++++ LISTED RECORDS ++++
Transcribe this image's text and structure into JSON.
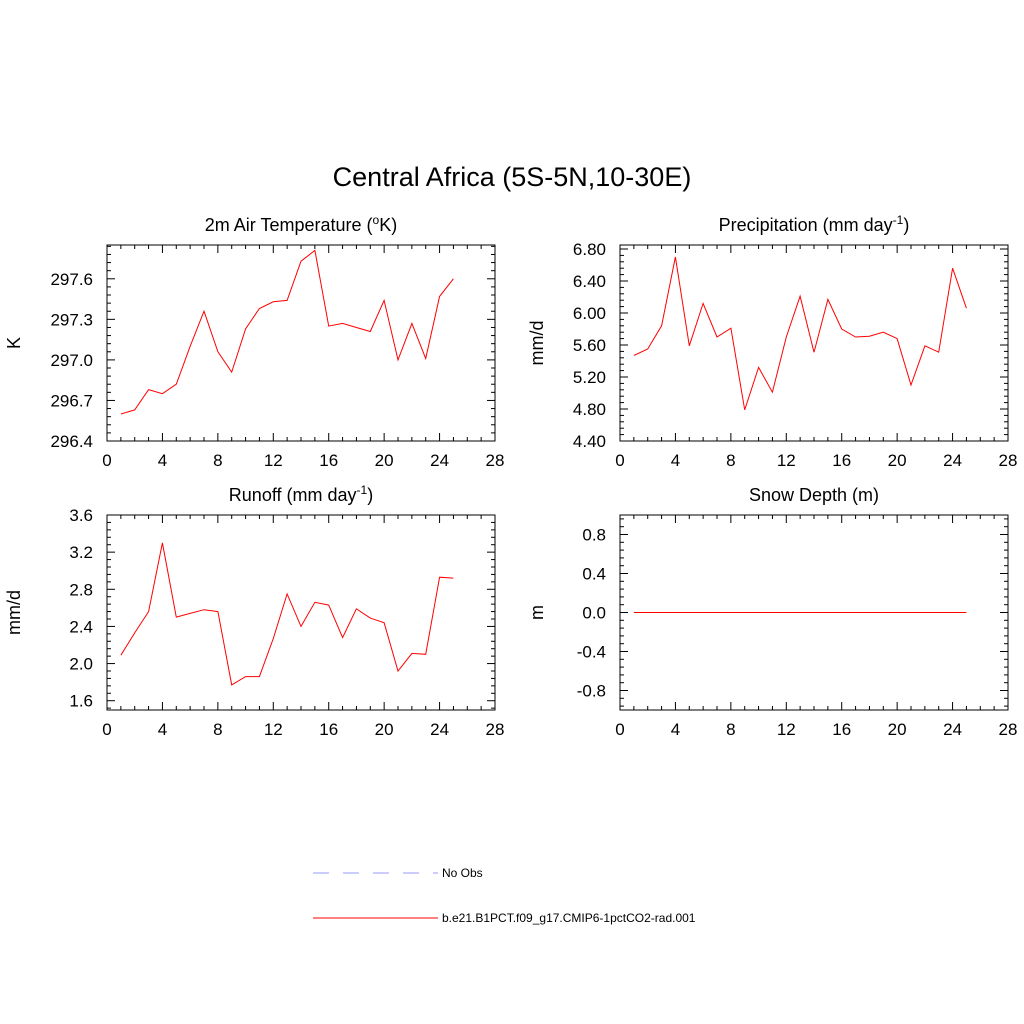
{
  "title": "Central Africa (5S-5N,10-30E)",
  "colors": {
    "model": "#ff0000",
    "obs": "#9999ff"
  },
  "legend": [
    {
      "label": "No Obs",
      "style": "dashed",
      "color": "#9999ff"
    },
    {
      "label": "b.e21.B1PCT.f09_g17.CMIP6-1pctCO2-rad.001",
      "style": "solid",
      "color": "#ff0000"
    }
  ],
  "chart_data": [
    {
      "type": "line",
      "title": "2m Air Temperature",
      "title_unit": "K",
      "title_sup": "o",
      "title_suffix": ")",
      "ylabel": "K",
      "xlim": [
        0,
        28
      ],
      "ylim": [
        296.4,
        297.85
      ],
      "xticks": [
        0,
        4,
        8,
        12,
        16,
        20,
        24,
        28
      ],
      "yticks": [
        296.4,
        296.7,
        297.0,
        297.3,
        297.6
      ],
      "ytick_labels": [
        "296.4",
        "296.7",
        "297.0",
        "297.3",
        "297.6"
      ],
      "x": [
        1,
        2,
        3,
        4,
        5,
        6,
        7,
        8,
        9,
        10,
        11,
        12,
        13,
        14,
        15,
        16,
        17,
        18,
        19,
        20,
        21,
        22,
        23,
        24,
        25
      ],
      "series": [
        {
          "values": [
            296.6,
            296.63,
            296.78,
            296.75,
            296.82,
            297.1,
            297.36,
            297.06,
            296.91,
            297.23,
            297.38,
            297.43,
            297.44,
            297.73,
            297.81,
            297.25,
            297.27,
            297.24,
            297.21,
            297.44,
            297.0,
            297.27,
            297.01,
            297.47,
            297.6
          ]
        }
      ]
    },
    {
      "type": "line",
      "title": "Precipitation (mm day",
      "title_sup": "-1",
      "title_suffix": ")",
      "ylabel": "mm/d",
      "xlim": [
        0,
        28
      ],
      "ylim": [
        4.4,
        6.85
      ],
      "xticks": [
        0,
        4,
        8,
        12,
        16,
        20,
        24,
        28
      ],
      "yticks": [
        4.4,
        4.8,
        5.2,
        5.6,
        6.0,
        6.4,
        6.8
      ],
      "ytick_labels": [
        "4.40",
        "4.80",
        "5.20",
        "5.60",
        "6.00",
        "6.40",
        "6.80"
      ],
      "x": [
        1,
        2,
        3,
        4,
        5,
        6,
        7,
        8,
        9,
        10,
        11,
        12,
        13,
        14,
        15,
        16,
        17,
        18,
        19,
        20,
        21,
        22,
        23,
        24,
        25
      ],
      "series": [
        {
          "values": [
            5.47,
            5.55,
            5.84,
            6.7,
            5.59,
            6.12,
            5.7,
            5.81,
            4.79,
            5.32,
            5.01,
            5.7,
            6.21,
            5.51,
            6.17,
            5.8,
            5.7,
            5.71,
            5.76,
            5.68,
            5.1,
            5.59,
            5.51,
            6.56,
            6.06
          ]
        }
      ]
    },
    {
      "type": "line",
      "title": "Runoff (mm day",
      "title_sup": "-1",
      "title_suffix": ")",
      "ylabel": "mm/d",
      "xlim": [
        0,
        28
      ],
      "ylim": [
        1.5,
        3.6
      ],
      "xticks": [
        0,
        4,
        8,
        12,
        16,
        20,
        24,
        28
      ],
      "yticks": [
        1.6,
        2.0,
        2.4,
        2.8,
        3.2,
        3.6
      ],
      "ytick_labels": [
        "1.6",
        "2.0",
        "2.4",
        "2.8",
        "3.2",
        "3.6"
      ],
      "x": [
        1,
        2,
        3,
        4,
        5,
        6,
        7,
        8,
        9,
        10,
        11,
        12,
        13,
        14,
        15,
        16,
        17,
        18,
        19,
        20,
        21,
        22,
        23,
        24,
        25
      ],
      "series": [
        {
          "values": [
            2.09,
            2.33,
            2.56,
            3.3,
            2.5,
            2.54,
            2.58,
            2.56,
            1.77,
            1.86,
            1.86,
            2.27,
            2.75,
            2.4,
            2.66,
            2.63,
            2.28,
            2.59,
            2.49,
            2.44,
            1.92,
            2.11,
            2.1,
            2.93,
            2.92
          ]
        }
      ]
    },
    {
      "type": "line",
      "title": "Snow Depth (m)",
      "title_sup": "",
      "title_suffix": "",
      "ylabel": "m",
      "xlim": [
        0,
        28
      ],
      "ylim": [
        -1.0,
        1.0
      ],
      "xticks": [
        0,
        4,
        8,
        12,
        16,
        20,
        24,
        28
      ],
      "yticks": [
        -0.8,
        -0.4,
        0.0,
        0.4,
        0.8
      ],
      "ytick_labels": [
        "-0.8",
        "-0.4",
        "0.0",
        "0.4",
        "0.8"
      ],
      "x": [
        1,
        2,
        3,
        4,
        5,
        6,
        7,
        8,
        9,
        10,
        11,
        12,
        13,
        14,
        15,
        16,
        17,
        18,
        19,
        20,
        21,
        22,
        23,
        24,
        25
      ],
      "series": [
        {
          "values": [
            0,
            0,
            0,
            0,
            0,
            0,
            0,
            0,
            0,
            0,
            0,
            0,
            0,
            0,
            0,
            0,
            0,
            0,
            0,
            0,
            0,
            0,
            0,
            0,
            0
          ]
        }
      ]
    }
  ]
}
++++
Set down the material above as is, without any pictures.

ANSWER BELOW →
Transcribe this image's text and structure into JSON.
{
  "title": "Central Africa (5S-5N,10-30E)",
  "colors": {
    "model": "#ff0000",
    "obs": "#9999ff"
  },
  "legend": [
    {
      "label": "No Obs",
      "style": "dashed",
      "color": "#9999ff"
    },
    {
      "label": "b.e21.B1PCT.f09_g17.CMIP6-1pctCO2-rad.001",
      "style": "solid",
      "color": "#ff0000"
    }
  ],
  "chart_data": [
    {
      "type": "line",
      "title": "2m Air Temperature",
      "title_unit": "K",
      "title_sup": "o",
      "title_suffix": ")",
      "ylabel": "K",
      "xlim": [
        0,
        28
      ],
      "ylim": [
        296.4,
        297.85
      ],
      "xticks": [
        0,
        4,
        8,
        12,
        16,
        20,
        24,
        28
      ],
      "yticks": [
        296.4,
        296.7,
        297.0,
        297.3,
        297.6
      ],
      "ytick_labels": [
        "296.4",
        "296.7",
        "297.0",
        "297.3",
        "297.6"
      ],
      "x": [
        1,
        2,
        3,
        4,
        5,
        6,
        7,
        8,
        9,
        10,
        11,
        12,
        13,
        14,
        15,
        16,
        17,
        18,
        19,
        20,
        21,
        22,
        23,
        24,
        25
      ],
      "series": [
        {
          "values": [
            296.6,
            296.63,
            296.78,
            296.75,
            296.82,
            297.1,
            297.36,
            297.06,
            296.91,
            297.23,
            297.38,
            297.43,
            297.44,
            297.73,
            297.81,
            297.25,
            297.27,
            297.24,
            297.21,
            297.44,
            297.0,
            297.27,
            297.01,
            297.47,
            297.6
          ]
        }
      ]
    },
    {
      "type": "line",
      "title": "Precipitation (mm day",
      "title_sup": "-1",
      "title_suffix": ")",
      "ylabel": "mm/d",
      "xlim": [
        0,
        28
      ],
      "ylim": [
        4.4,
        6.85
      ],
      "xticks": [
        0,
        4,
        8,
        12,
        16,
        20,
        24,
        28
      ],
      "yticks": [
        4.4,
        4.8,
        5.2,
        5.6,
        6.0,
        6.4,
        6.8
      ],
      "ytick_labels": [
        "4.40",
        "4.80",
        "5.20",
        "5.60",
        "6.00",
        "6.40",
        "6.80"
      ],
      "x": [
        1,
        2,
        3,
        4,
        5,
        6,
        7,
        8,
        9,
        10,
        11,
        12,
        13,
        14,
        15,
        16,
        17,
        18,
        19,
        20,
        21,
        22,
        23,
        24,
        25
      ],
      "series": [
        {
          "values": [
            5.47,
            5.55,
            5.84,
            6.7,
            5.59,
            6.12,
            5.7,
            5.81,
            4.79,
            5.32,
            5.01,
            5.7,
            6.21,
            5.51,
            6.17,
            5.8,
            5.7,
            5.71,
            5.76,
            5.68,
            5.1,
            5.59,
            5.51,
            6.56,
            6.06
          ]
        }
      ]
    },
    {
      "type": "line",
      "title": "Runoff (mm day",
      "title_sup": "-1",
      "title_suffix": ")",
      "ylabel": "mm/d",
      "xlim": [
        0,
        28
      ],
      "ylim": [
        1.5,
        3.6
      ],
      "xticks": [
        0,
        4,
        8,
        12,
        16,
        20,
        24,
        28
      ],
      "yticks": [
        1.6,
        2.0,
        2.4,
        2.8,
        3.2,
        3.6
      ],
      "ytick_labels": [
        "1.6",
        "2.0",
        "2.4",
        "2.8",
        "3.2",
        "3.6"
      ],
      "x": [
        1,
        2,
        3,
        4,
        5,
        6,
        7,
        8,
        9,
        10,
        11,
        12,
        13,
        14,
        15,
        16,
        17,
        18,
        19,
        20,
        21,
        22,
        23,
        24,
        25
      ],
      "series": [
        {
          "values": [
            2.09,
            2.33,
            2.56,
            3.3,
            2.5,
            2.54,
            2.58,
            2.56,
            1.77,
            1.86,
            1.86,
            2.27,
            2.75,
            2.4,
            2.66,
            2.63,
            2.28,
            2.59,
            2.49,
            2.44,
            1.92,
            2.11,
            2.1,
            2.93,
            2.92
          ]
        }
      ]
    },
    {
      "type": "line",
      "title": "Snow Depth (m)",
      "title_sup": "",
      "title_suffix": "",
      "ylabel": "m",
      "xlim": [
        0,
        28
      ],
      "ylim": [
        -1.0,
        1.0
      ],
      "xticks": [
        0,
        4,
        8,
        12,
        16,
        20,
        24,
        28
      ],
      "yticks": [
        -0.8,
        -0.4,
        0.0,
        0.4,
        0.8
      ],
      "ytick_labels": [
        "-0.8",
        "-0.4",
        "0.0",
        "0.4",
        "0.8"
      ],
      "x": [
        1,
        2,
        3,
        4,
        5,
        6,
        7,
        8,
        9,
        10,
        11,
        12,
        13,
        14,
        15,
        16,
        17,
        18,
        19,
        20,
        21,
        22,
        23,
        24,
        25
      ],
      "series": [
        {
          "values": [
            0,
            0,
            0,
            0,
            0,
            0,
            0,
            0,
            0,
            0,
            0,
            0,
            0,
            0,
            0,
            0,
            0,
            0,
            0,
            0,
            0,
            0,
            0,
            0,
            0
          ]
        }
      ]
    }
  ]
}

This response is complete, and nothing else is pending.